### AIM
Convert every line of the entries below into a Markdown table with the columns Row and Line, numbering the rows and skipping blank lines. Leave the pictures out of the table.

### PROVIDED INFORMATION
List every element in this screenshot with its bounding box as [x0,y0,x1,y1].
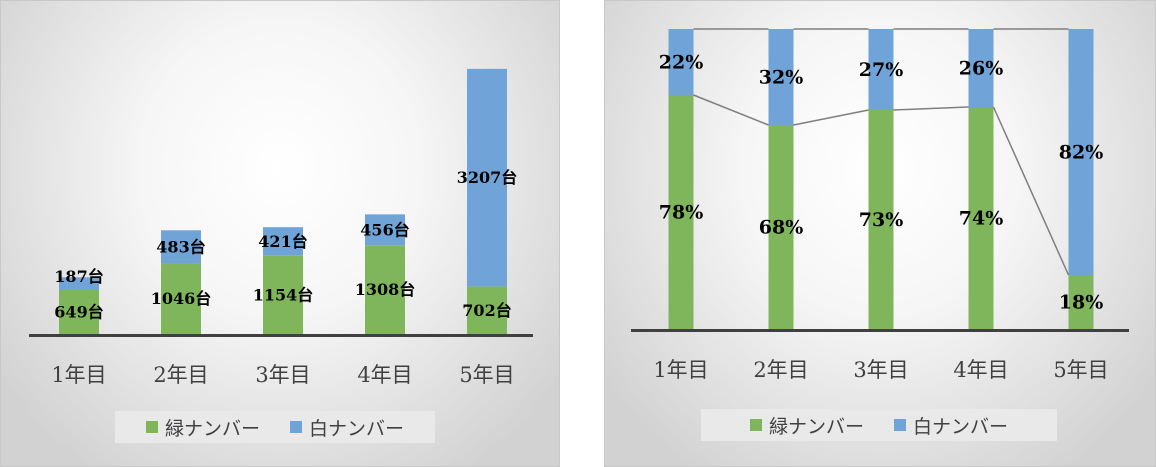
x-tick-label-4: 4年目 [953,358,1008,382]
data-label-blue-2: 32% [759,67,804,89]
x-tick-label-3: 3年目 [255,363,310,387]
legend-label-blue: 白ナンバー [309,417,405,440]
chart-panel-count: 649台 187台 1年目 1046台 483台 2年目 1154台 421台 3年目 1308台… [0,0,560,467]
data-label-green-3: 1154台 [253,285,314,304]
bar-green-4 [968,107,994,329]
legend-label-green: 緑ナンバー [768,415,864,438]
x-tick-label-3: 3年目 [853,358,908,382]
bar-blue-4 [968,29,994,107]
bar-blue-2 [768,29,794,125]
data-label-green-4: 74% [959,208,1004,230]
legend-item-blue: 白ナンバー [894,412,1008,439]
data-label-blue-3: 421台 [258,232,307,251]
data-label-green-4: 1308台 [355,280,416,299]
data-label-blue-4: 456台 [360,220,409,239]
legend: 緑ナンバー 白ナンバー [115,411,435,443]
bar-green-1 [668,95,694,329]
bar-green-2 [161,263,201,334]
series-line-green-1 [693,94,769,126]
bar-blue-3 [263,227,303,256]
series-line-green-2 [793,109,869,126]
data-label-blue-1: 187台 [54,267,103,286]
legend-label-blue: 白ナンバー [913,415,1009,438]
bar-green-3 [868,110,894,329]
bar-blue-5 [467,68,507,287]
bar-green-4 [365,245,405,334]
legend-item-green: 緑ナンバー [145,414,260,441]
bar-green-2 [768,125,794,329]
chart-panel-percent: 78% 22% 1年目 68% 32% 2年目 73% 27% 3年目 74% 26% 4年目 18% 8… [604,0,1156,467]
stacked-bar-chart-count: 649台 187台 1年目 1046台 483台 2年目 1154台 421台 3年目 1308台… [29,68,533,387]
legend-item-green: 緑ナンバー [749,412,864,439]
legend-swatch-green [749,419,762,431]
x-tick-label-5: 5年目 [459,363,514,387]
bar-blue-1 [668,29,694,95]
data-label-green-3: 73% [859,209,904,231]
bar-blue-3 [868,29,894,110]
bar-blue-2 [161,230,201,264]
bar-green-3 [263,255,303,334]
data-label-blue-1: 22% [659,52,704,74]
x-tick-label-1: 1年目 [653,358,708,382]
stacked-percent-bar-chart: 78% 22% 1年目 68% 32% 2年目 73% 27% 3年目 74% 26% 4年目 18% 8… [631,28,1129,382]
legend: 緑ナンバー 白ナンバー [701,409,1057,441]
data-label-blue-3: 27% [859,59,904,81]
series-line-green-3 [893,106,969,111]
data-label-blue-5: 3207台 [457,168,518,187]
data-label-green-2: 1046台 [151,289,212,308]
data-label-green-1: 649台 [54,303,103,322]
data-label-green-5: 18% [1059,292,1104,314]
series-line-green-4 [992,106,1070,276]
legend-swatch-blue [290,421,302,433]
bar-blue-1 [59,277,99,290]
data-label-blue-5: 82% [1059,142,1104,164]
data-label-blue-2: 483台 [156,237,205,256]
x-tick-label-2: 2年目 [753,358,808,382]
bar-blue-5 [1068,29,1094,275]
data-label-green-1: 78% [659,202,704,224]
legend-swatch-blue [894,419,906,431]
legend-item-blue: 白ナンバー [290,414,404,441]
data-label-green-2: 68% [759,217,804,239]
bar-blue-4 [365,214,405,246]
x-tick-label-1: 1年目 [51,363,106,387]
legend-label-green: 緑ナンバー [164,417,260,440]
x-tick-label-5: 5年目 [1053,358,1108,382]
legend-swatch-green [145,421,158,433]
x-tick-label-4: 4年目 [357,363,412,387]
bar-green-5 [1068,275,1094,329]
data-label-blue-4: 26% [959,58,1004,80]
bar-green-5 [467,286,507,334]
data-label-green-5: 702台 [462,301,511,320]
x-tick-label-2: 2年目 [153,363,208,387]
bar-green-1 [59,289,99,334]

### TASK ANSWER
| Row | Line |
|---|---|
| 1 | List every element in this screenshot with its bounding box as [x0,y0,x1,y1]. |
| 2 | x-tick-label-4: 4年目 [953,358,1008,382] |
| 3 | data-label-blue-2: 32% [759,67,804,89] |
| 4 | x-tick-label-3: 3年目 [255,363,310,387] |
| 5 | legend-label-blue: 白ナンバー [309,417,405,440] |
| 6 | chart-panel-count: 649台 187台 1年目 1046台 483台 2年目 1154台 421台 3年目 1308台… [0,0,560,467] |
| 7 | data-label-green-3: 1154台 [253,285,314,304] |
| 8 | bar-green-4 [968,107,994,329] |
| 9 | legend-label-green: 緑ナンバー [768,415,864,438] |
| 10 | x-tick-label-3: 3年目 [853,358,908,382] |
| 11 | bar-blue-4 [968,29,994,107] |
| 12 | bar-blue-2 [768,29,794,125] |
| 13 | data-label-green-4: 74% [959,208,1004,230] |
| 14 | legend-item-blue: 白ナンバー [894,412,1008,439] |
| 15 | data-label-blue-3: 421台 [258,232,307,251] |
| 16 | data-label-green-4: 1308台 [355,280,416,299] |
| 17 | data-label-blue-4: 456台 [360,220,409,239] |
| 18 | legend: 緑ナンバー 白ナンバー [115,411,435,443] |
| 19 | bar-green-1 [668,95,694,329] |
| 20 | bar-green-2 [161,263,201,334] |
| 21 | series-line-green-1 [693,94,769,126] |
| 22 | bar-blue-3 [263,227,303,256] |
| 23 | series-line-green-2 [793,109,869,126] |
| 24 | data-label-blue-1: 187台 [54,267,103,286] |
| 25 | legend-label-blue: 白ナンバー [913,415,1009,438] |
| 26 | bar-green-3 [868,110,894,329] |
| 27 | bar-blue-5 [467,68,507,287] |
| 28 | bar-green-4 [365,245,405,334] |
| 29 | legend-item-green: 緑ナンバー [145,414,260,441] |
| 30 | bar-green-2 [768,125,794,329] |
| 31 | chart-panel-percent: 78% 22% 1年目 68% 32% 2年目 73% 27% 3年目 74% 26% 4年目 18% 8… [604,0,1156,467] |
| 32 | stacked-bar-chart-count: 649台 187台 1年目 1046台 483台 2年目 1154台 421台 3年目 1308台… [29,68,533,387] |
| 33 | legend-item-green: 緑ナンバー [749,412,864,439] |
| 34 | legend-swatch-green [749,419,762,431] |
| 35 | x-tick-label-5: 5年目 [459,363,514,387] |
| 36 | bar-blue-1 [668,29,694,95] |
| 37 | data-label-green-3: 73% [859,209,904,231] |
| 38 | bar-blue-3 [868,29,894,110] |
| 39 | bar-blue-2 [161,230,201,264] |
| 40 | bar-green-3 [263,255,303,334] |
| 41 | data-label-blue-1: 22% [659,52,704,74] |
| 42 | x-tick-label-1: 1年目 [653,358,708,382] |
| 43 | stacked-percent-bar-chart: 78% 22% 1年目 68% 32% 2年目 73% 27% 3年目 74% 26% 4年目 18% 8… [631,28,1129,382] |
| 44 | legend: 緑ナンバー 白ナンバー [701,409,1057,441] |
| 45 | data-label-blue-3: 27% [859,59,904,81] |
| 46 | series-line-green-3 [893,106,969,111] |
| 47 | data-label-blue-5: 3207台 [457,168,518,187] |
| 48 | data-label-green-2: 1046台 [151,289,212,308] |
| 49 | data-label-green-1: 649台 [54,303,103,322] |
| 50 | data-label-green-5: 18% [1059,292,1104,314] |
| 51 | series-line-green-4 [992,106,1070,276] |
| 52 | legend-swatch-blue [290,421,302,433] |
| 53 | bar-blue-1 [59,277,99,290] |
| 54 | data-label-blue-5: 82% [1059,142,1104,164] |
| 55 | data-label-blue-2: 483台 [156,237,205,256] |
| 56 | x-tick-label-2: 2年目 [753,358,808,382] |
| 57 | bar-blue-5 [1068,29,1094,275] |
| 58 | data-label-green-1: 78% [659,202,704,224] |
| 59 | legend-swatch-blue [894,419,906,431] |
| 60 | legend-item-blue: 白ナンバー [290,414,404,441] |
| 61 | data-label-green-2: 68% [759,217,804,239] |
| 62 | bar-blue-4 [365,214,405,246] |
| 63 | x-tick-label-1: 1年目 [51,363,106,387] |
| 64 | legend-label-green: 緑ナンバー [164,417,260,440] |
| 65 | x-tick-label-5: 5年目 [1053,358,1108,382] |
| 66 | legend-swatch-green [145,421,158,433] |
| 67 | x-tick-label-4: 4年目 [357,363,412,387] |
| 68 | bar-green-5 [1068,275,1094,329] |
| 69 | data-label-blue-4: 26% [959,58,1004,80] |
| 70 | bar-green-5 [467,286,507,334] |
| 71 | data-label-green-5: 702台 [462,301,511,320] |
| 72 | x-tick-label-2: 2年目 [153,363,208,387] |
| 73 | bar-green-1 [59,289,99,334] |